**Given request**
How many lines of the material below contain the string "astronauts"? Answer with the number and nothing else.
─── Data supplied
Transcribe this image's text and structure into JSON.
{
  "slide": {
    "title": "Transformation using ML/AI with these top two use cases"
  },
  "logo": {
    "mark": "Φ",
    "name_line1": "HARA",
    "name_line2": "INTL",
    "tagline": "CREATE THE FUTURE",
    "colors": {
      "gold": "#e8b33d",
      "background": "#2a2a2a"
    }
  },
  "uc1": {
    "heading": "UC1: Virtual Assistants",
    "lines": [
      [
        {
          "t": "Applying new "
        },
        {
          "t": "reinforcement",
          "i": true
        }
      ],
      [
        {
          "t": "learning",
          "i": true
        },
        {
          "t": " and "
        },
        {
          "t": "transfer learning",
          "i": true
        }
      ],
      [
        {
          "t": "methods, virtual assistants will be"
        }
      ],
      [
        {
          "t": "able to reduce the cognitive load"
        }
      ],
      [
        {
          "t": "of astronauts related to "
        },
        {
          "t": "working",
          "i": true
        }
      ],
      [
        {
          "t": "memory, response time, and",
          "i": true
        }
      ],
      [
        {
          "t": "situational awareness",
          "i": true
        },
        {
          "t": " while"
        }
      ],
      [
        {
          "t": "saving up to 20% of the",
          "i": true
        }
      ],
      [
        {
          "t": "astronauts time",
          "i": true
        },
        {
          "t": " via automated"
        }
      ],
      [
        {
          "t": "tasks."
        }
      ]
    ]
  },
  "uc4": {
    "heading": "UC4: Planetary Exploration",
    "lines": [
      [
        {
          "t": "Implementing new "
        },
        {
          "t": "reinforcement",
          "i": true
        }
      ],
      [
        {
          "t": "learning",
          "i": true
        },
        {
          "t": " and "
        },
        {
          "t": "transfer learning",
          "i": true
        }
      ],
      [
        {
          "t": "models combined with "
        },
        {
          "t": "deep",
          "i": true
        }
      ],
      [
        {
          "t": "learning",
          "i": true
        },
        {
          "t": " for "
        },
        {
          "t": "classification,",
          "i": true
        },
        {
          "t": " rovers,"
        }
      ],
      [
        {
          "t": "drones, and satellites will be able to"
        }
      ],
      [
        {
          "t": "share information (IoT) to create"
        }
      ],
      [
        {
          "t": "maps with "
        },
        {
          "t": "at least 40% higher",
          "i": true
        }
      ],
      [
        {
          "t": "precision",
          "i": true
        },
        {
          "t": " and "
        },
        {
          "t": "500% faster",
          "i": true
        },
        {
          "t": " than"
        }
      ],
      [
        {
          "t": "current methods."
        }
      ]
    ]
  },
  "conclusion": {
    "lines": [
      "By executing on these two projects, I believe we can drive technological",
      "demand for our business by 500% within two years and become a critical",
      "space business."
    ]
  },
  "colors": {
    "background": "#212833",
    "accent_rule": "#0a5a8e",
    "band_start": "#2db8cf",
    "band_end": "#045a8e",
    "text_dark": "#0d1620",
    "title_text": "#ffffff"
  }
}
──────
**Result of this task**
2